▶ _INSTRUCTIONS FOR THE TASK_: Will you transcribe all the entries word for word, skipping the pictures they hold?
---- RECORDS FOR THIS TASK
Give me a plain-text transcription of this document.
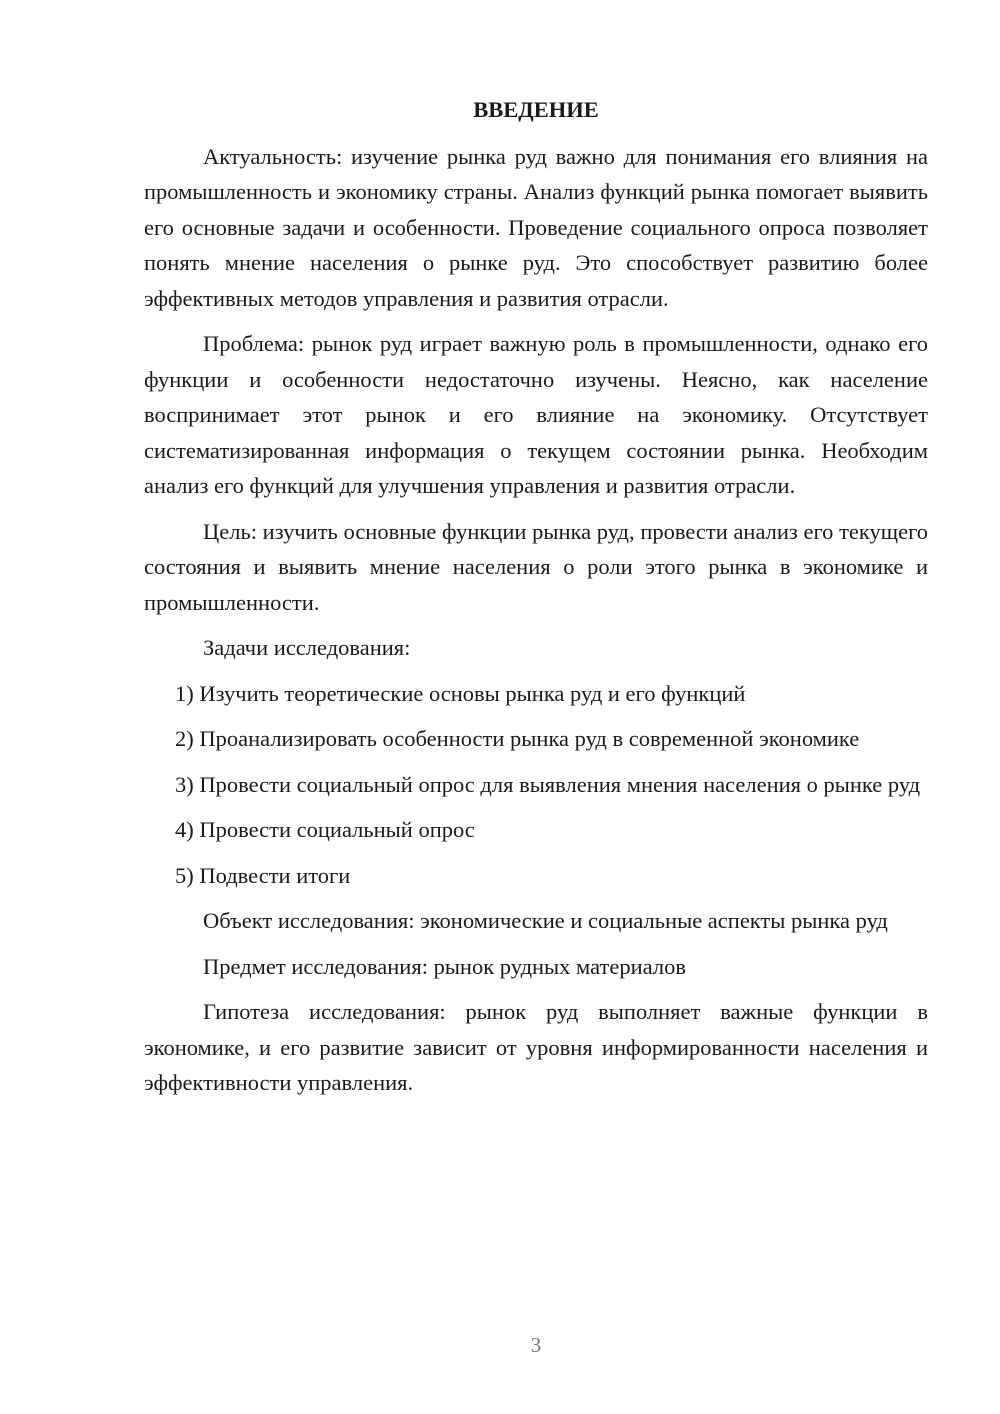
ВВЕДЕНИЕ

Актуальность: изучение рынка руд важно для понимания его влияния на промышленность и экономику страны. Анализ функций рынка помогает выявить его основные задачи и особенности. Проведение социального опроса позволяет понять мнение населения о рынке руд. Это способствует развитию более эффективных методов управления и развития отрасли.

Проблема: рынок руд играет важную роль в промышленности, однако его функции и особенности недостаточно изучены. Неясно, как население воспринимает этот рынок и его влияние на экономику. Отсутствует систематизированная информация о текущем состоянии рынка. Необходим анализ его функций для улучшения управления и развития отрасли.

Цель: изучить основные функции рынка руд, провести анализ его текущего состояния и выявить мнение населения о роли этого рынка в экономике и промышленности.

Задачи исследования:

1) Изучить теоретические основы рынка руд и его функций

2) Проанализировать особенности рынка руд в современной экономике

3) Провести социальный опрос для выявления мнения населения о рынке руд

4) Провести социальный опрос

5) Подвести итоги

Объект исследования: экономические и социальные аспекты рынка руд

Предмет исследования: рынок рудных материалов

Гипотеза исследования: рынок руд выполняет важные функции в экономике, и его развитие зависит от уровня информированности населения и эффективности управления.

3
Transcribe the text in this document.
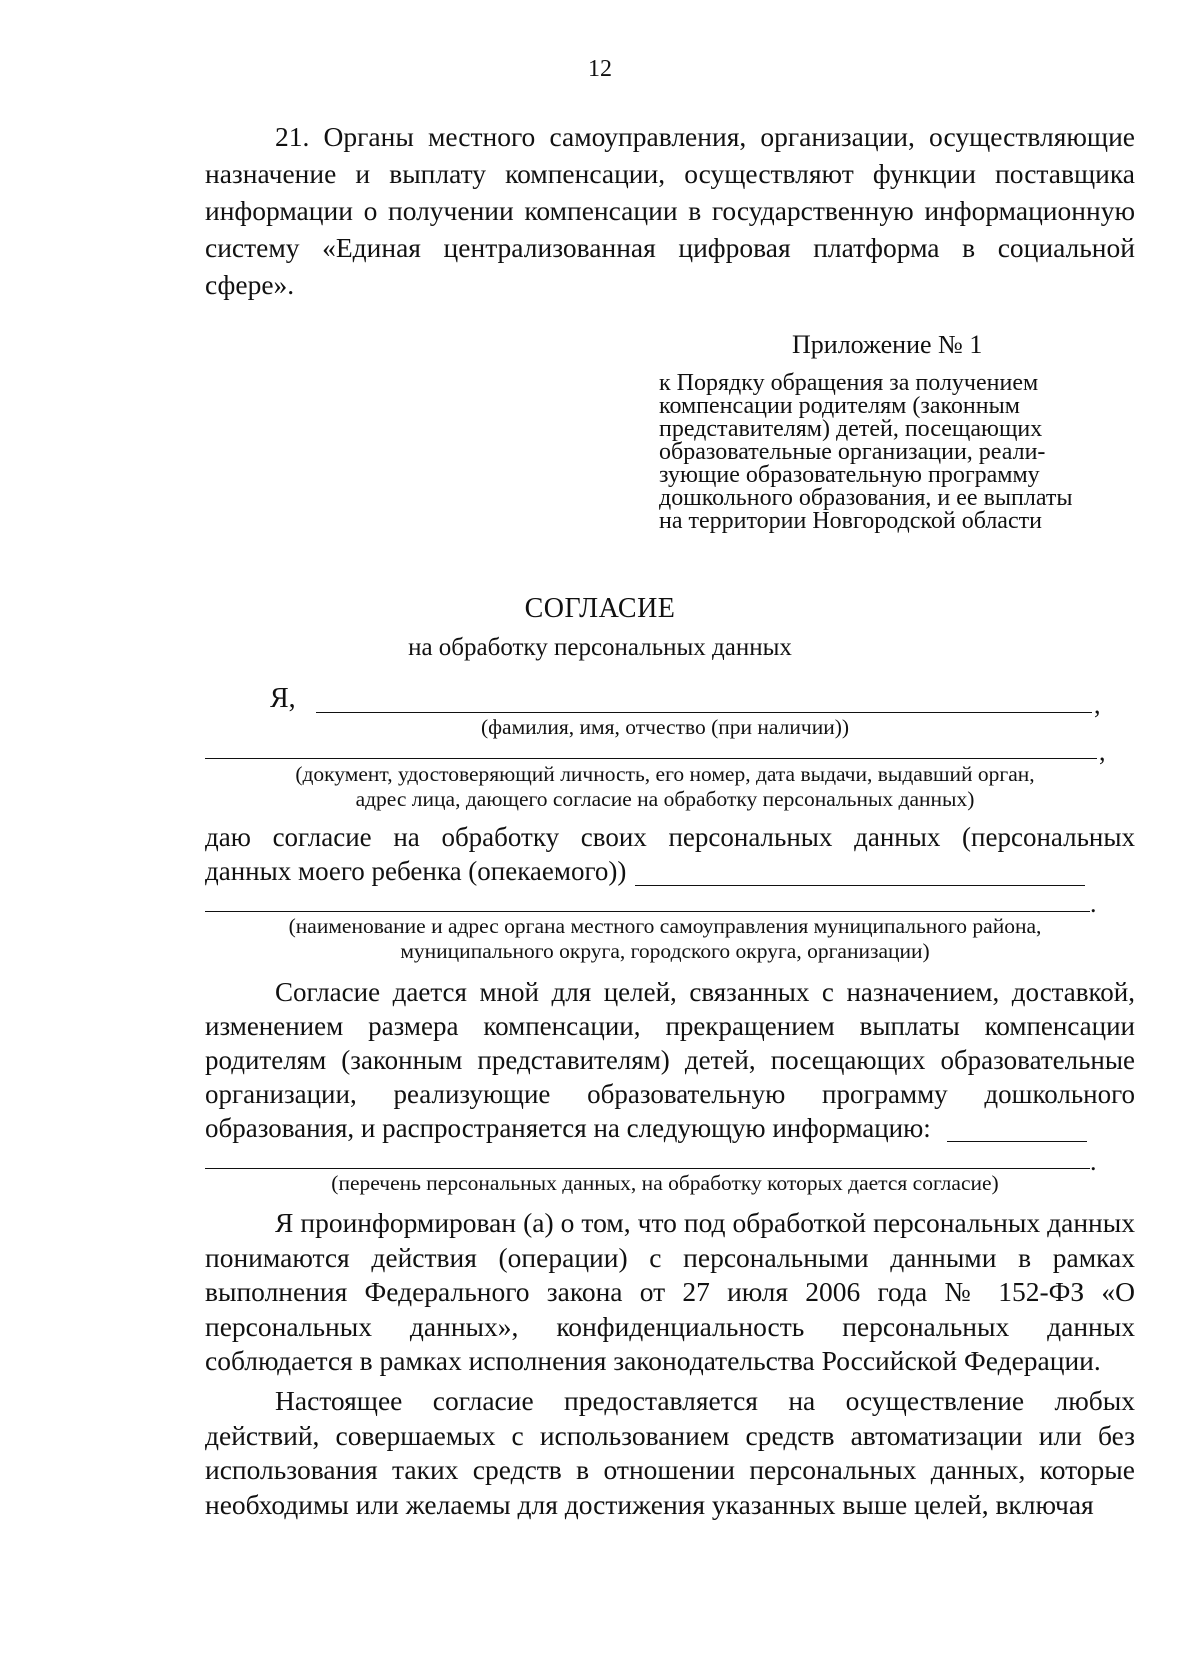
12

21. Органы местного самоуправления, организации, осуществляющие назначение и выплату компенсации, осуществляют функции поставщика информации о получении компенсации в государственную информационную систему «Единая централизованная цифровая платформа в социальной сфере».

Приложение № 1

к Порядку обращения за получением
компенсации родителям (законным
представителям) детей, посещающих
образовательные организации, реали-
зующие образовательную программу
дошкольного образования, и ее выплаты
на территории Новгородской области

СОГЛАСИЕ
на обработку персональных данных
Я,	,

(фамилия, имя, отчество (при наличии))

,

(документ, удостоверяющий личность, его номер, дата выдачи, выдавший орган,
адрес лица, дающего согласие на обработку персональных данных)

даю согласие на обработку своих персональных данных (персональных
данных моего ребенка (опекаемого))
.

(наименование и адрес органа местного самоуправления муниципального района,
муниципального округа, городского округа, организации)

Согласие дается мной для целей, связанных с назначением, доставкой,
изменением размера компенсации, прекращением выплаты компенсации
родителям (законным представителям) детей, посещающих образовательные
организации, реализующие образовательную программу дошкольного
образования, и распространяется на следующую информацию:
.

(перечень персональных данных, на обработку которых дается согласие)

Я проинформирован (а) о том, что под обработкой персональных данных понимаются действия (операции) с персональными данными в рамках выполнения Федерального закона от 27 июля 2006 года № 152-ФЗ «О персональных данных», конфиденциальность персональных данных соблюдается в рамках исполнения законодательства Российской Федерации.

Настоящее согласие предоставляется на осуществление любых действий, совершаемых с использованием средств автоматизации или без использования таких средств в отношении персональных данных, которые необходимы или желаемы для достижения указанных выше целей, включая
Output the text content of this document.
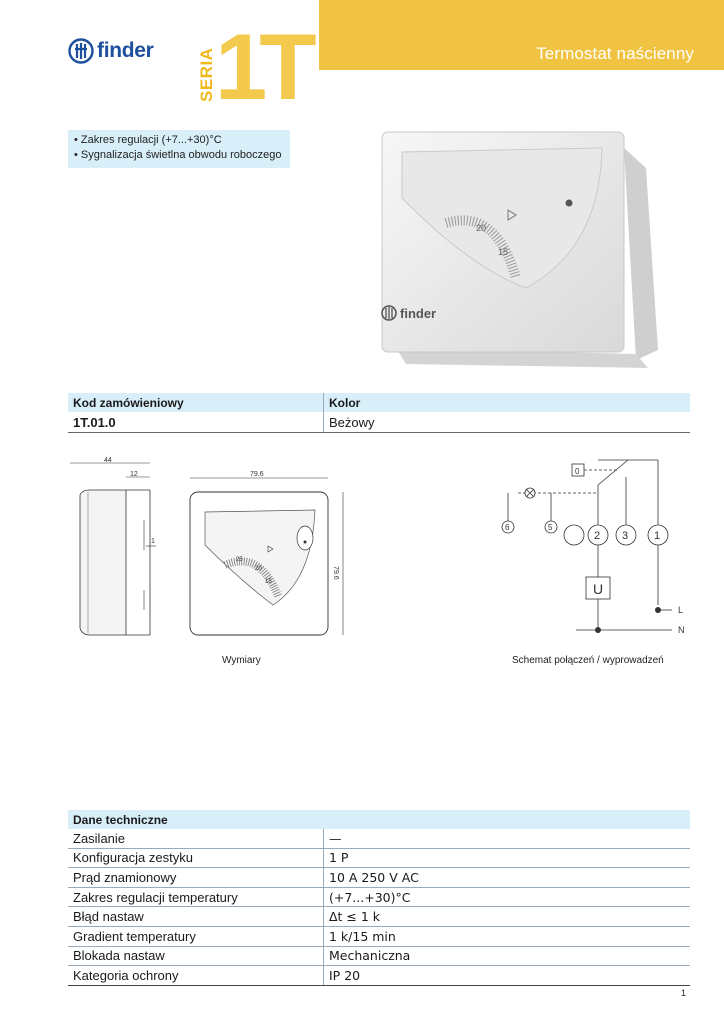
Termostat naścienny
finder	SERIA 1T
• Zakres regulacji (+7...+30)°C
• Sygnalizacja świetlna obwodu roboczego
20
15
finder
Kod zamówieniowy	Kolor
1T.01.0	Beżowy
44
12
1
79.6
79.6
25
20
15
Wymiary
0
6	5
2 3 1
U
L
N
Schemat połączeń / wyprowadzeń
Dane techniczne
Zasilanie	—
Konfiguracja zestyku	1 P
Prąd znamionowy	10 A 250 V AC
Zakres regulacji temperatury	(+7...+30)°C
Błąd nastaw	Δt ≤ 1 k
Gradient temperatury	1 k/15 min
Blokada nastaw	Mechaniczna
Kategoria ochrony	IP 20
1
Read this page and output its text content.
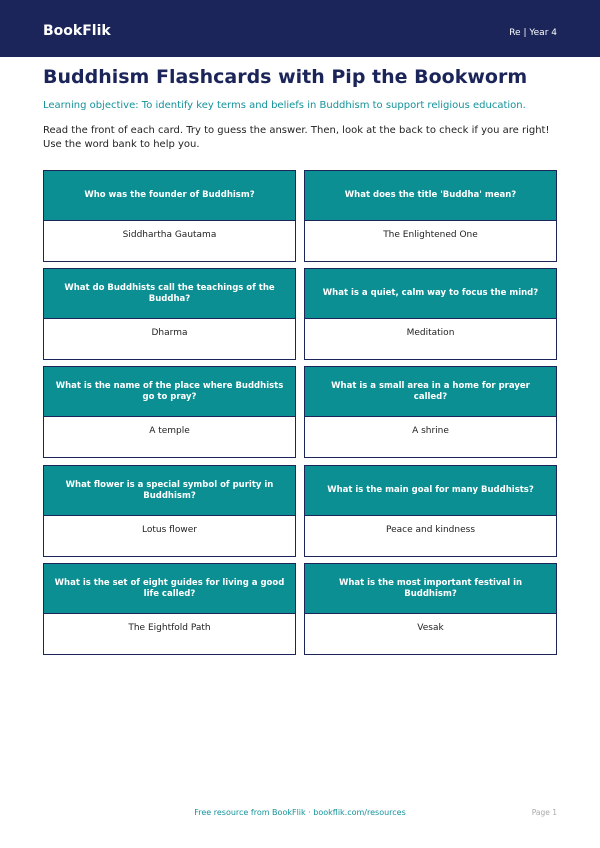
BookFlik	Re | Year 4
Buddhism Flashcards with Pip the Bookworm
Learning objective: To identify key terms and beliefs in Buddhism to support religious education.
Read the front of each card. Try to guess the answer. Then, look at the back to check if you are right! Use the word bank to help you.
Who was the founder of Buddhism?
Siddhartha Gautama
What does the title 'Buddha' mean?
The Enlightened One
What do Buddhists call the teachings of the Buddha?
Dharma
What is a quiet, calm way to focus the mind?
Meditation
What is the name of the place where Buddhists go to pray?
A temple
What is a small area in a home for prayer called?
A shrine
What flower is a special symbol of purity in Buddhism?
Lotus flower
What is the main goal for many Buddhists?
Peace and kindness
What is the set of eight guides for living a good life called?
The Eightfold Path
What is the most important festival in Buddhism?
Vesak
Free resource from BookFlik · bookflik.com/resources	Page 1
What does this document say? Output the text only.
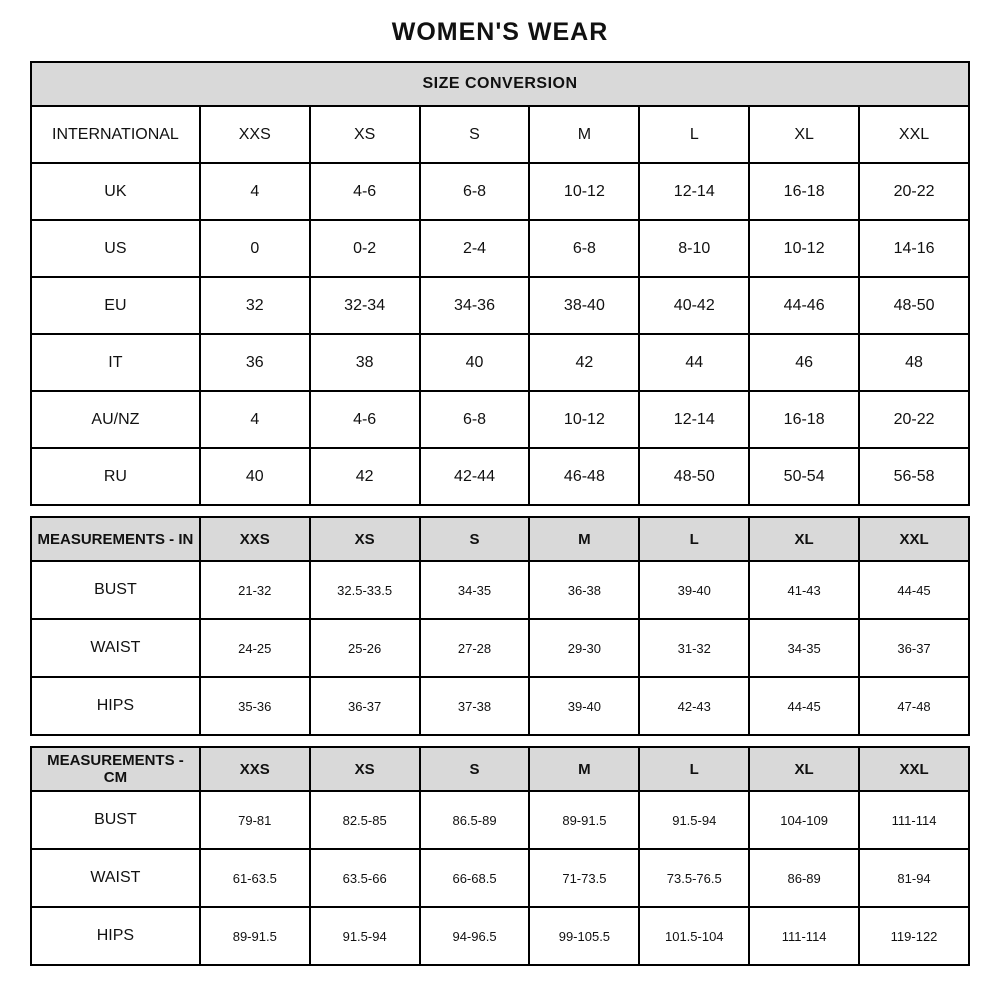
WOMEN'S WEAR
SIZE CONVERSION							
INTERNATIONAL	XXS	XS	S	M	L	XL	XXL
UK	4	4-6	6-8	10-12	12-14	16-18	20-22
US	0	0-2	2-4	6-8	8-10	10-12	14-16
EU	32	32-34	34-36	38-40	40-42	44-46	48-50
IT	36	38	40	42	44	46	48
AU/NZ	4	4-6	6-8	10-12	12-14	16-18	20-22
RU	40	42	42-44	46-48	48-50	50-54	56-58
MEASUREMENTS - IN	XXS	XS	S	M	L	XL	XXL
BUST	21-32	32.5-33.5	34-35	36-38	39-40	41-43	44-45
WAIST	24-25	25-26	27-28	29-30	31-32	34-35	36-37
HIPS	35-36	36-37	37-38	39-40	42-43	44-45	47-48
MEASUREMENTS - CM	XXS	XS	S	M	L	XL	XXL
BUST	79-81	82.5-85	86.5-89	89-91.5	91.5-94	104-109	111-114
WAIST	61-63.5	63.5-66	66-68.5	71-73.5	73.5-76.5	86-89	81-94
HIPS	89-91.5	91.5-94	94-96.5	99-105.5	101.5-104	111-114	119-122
--------
▶ _TASK RESPONSE_:
Give me a plain-text transcription of this document.
ВВЕДЕНИЕ

Актуальность: изучение рынка руд важно для понимания его влияния на промышленность и экономику страны. Анализ функций рынка помогает выявить его основные задачи и особенности. Проведение социального опроса позволяет понять мнение населения о рынке руд. Это способствует развитию более эффективных методов управления и развития отрасли.

Проблема: рынок руд играет важную роль в промышленности, однако его функции и особенности недостаточно изучены. Неясно, как население воспринимает этот рынок и его влияние на экономику. Отсутствует систематизированная информация о текущем состоянии рынка. Необходим анализ его функций для улучшения управления и развития отрасли.

Цель: изучить основные функции рынка руд, провести анализ его текущего состояния и выявить мнение населения о роли этого рынка в экономике и промышленности.

Задачи исследования:

1) Изучить теоретические основы рынка руд и его функций

2) Проанализировать особенности рынка руд в современной экономике

3) Провести социальный опрос для выявления мнения населения о рынке руд

4) Провести социальный опрос

5) Подвести итоги

Объект исследования: экономические и социальные аспекты рынка руд

Предмет исследования: рынок рудных материалов

Гипотеза исследования: рынок руд выполняет важные функции в экономике, и его развитие зависит от уровня информированности населения и эффективности управления.

3
Transcribe the text in this document.
12

21. Органы местного самоуправления, организации, осуществляющие назначение и выплату компенсации, осуществляют функции поставщика информации о получении компенсации в государственную информационную систему «Единая централизованная цифровая платформа в социальной сфере».

Приложение № 1

к Порядку обращения за получением
компенсации родителям (законным
представителям) детей, посещающих
образовательные организации, реали-
зующие образовательную программу
дошкольного образования, и ее выплаты
на территории Новгородской области

СОГЛАСИЕ
на обработку персональных данных
Я,	,

(фамилия, имя, отчество (при наличии))

,

(документ, удостоверяющий личность, его номер, дата выдачи, выдавший орган,
адрес лица, дающего согласие на обработку персональных данных)

даю согласие на обработку своих персональных данных (персональных
данных моего ребенка (опекаемого))
.

(наименование и адрес органа местного самоуправления муниципального района,
муниципального округа, городского округа, организации)

Согласие дается мной для целей, связанных с назначением, доставкой,
изменением размера компенсации, прекращением выплаты компенсации
родителям (законным представителям) детей, посещающих образовательные
организации, реализующие образовательную программу дошкольного
образования, и распространяется на следующую информацию:
.

(перечень персональных данных, на обработку которых дается согласие)

Я проинформирован (а) о том, что под обработкой персональных данных понимаются действия (операции) с персональными данными в рамках выполнения Федерального закона от 27 июля 2006 года № 152-ФЗ «О персональных данных», конфиденциальность персональных данных соблюдается в рамках исполнения законодательства Российской Федерации.

Настоящее согласие предоставляется на осуществление любых действий, совершаемых с использованием средств автоматизации или без использования таких средств в отношении персональных данных, которые необходимы или желаемы для достижения указанных выше целей, включая
Output the text content of this document.
Termostat naścienny
finder	SERIA 1T
• Zakres regulacji (+7...+30)°C
• Sygnalizacja świetlna obwodu roboczego
20
15
finder
Kod zamówieniowy	Kolor
1T.01.0	Beżowy
44
12
1
79.6
79.6
25
20
15
Wymiary
0
6	5
2 3 1
U
L
N
Schemat połączeń / wyprowadzeń
Dane techniczne
Zasilanie	—
Konfiguracja zestyku	1 P
Prąd znamionowy	10 A 250 V AC
Zakres regulacji temperatury	(+7...+30)°C
Błąd nastaw	Δt ≤ 1 k
Gradient temperatury	1 k/15 min
Blokada nastaw	Mechaniczna
Kategoria ochrony	IP 20
1
Read this page and output its text content.
BookFlik	Re | Year 4
Buddhism Flashcards with Pip the Bookworm
Learning objective: To identify key terms and beliefs in Buddhism to support religious education.
Read the front of each card. Try to guess the answer. Then, look at the back to check if you are right! Use the word bank to help you.
Who was the founder of Buddhism?
Siddhartha Gautama
What does the title 'Buddha' mean?
The Enlightened One
What do Buddhists call the teachings of the Buddha?
Dharma
What is a quiet, calm way to focus the mind?
Meditation
What is the name of the place where Buddhists go to pray?
A temple
What is a small area in a home for prayer called?
A shrine
What flower is a special symbol of purity in Buddhism?
Lotus flower
What is the main goal for many Buddhists?
Peace and kindness
What is the set of eight guides for living a good life called?
The Eightfold Path
What is the most important festival in Buddhism?
Vesak
Free resource from BookFlik · bookflik.com/resources	Page 1
What does this document say? Output the text only.
WOMEN'S WEAR
SIZE CONVERSION							
INTERNATIONAL	XXS	XS	S	M	L	XL	XXL
UK	4	4-6	6-8	10-12	12-14	16-18	20-22
US	0	0-2	2-4	6-8	8-10	10-12	14-16
EU	32	32-34	34-36	38-40	40-42	44-46	48-50
IT	36	38	40	42	44	46	48
AU/NZ	4	4-6	6-8	10-12	12-14	16-18	20-22
RU	40	42	42-44	46-48	48-50	50-54	56-58
MEASUREMENTS - IN	XXS	XS	S	M	L	XL	XXL
BUST	21-32	32.5-33.5	34-35	36-38	39-40	41-43	44-45
WAIST	24-25	25-26	27-28	29-30	31-32	34-35	36-37
HIPS	35-36	36-37	37-38	39-40	42-43	44-45	47-48
MEASUREMENTS - CM	XXS	XS	S	M	L	XL	XXL
BUST	79-81	82.5-85	86.5-89	89-91.5	91.5-94	104-109	111-114
WAIST	61-63.5	63.5-66	66-68.5	71-73.5	73.5-76.5	86-89	81-94
HIPS	89-91.5	91.5-94	94-96.5	99-105.5	101.5-104	111-114	119-122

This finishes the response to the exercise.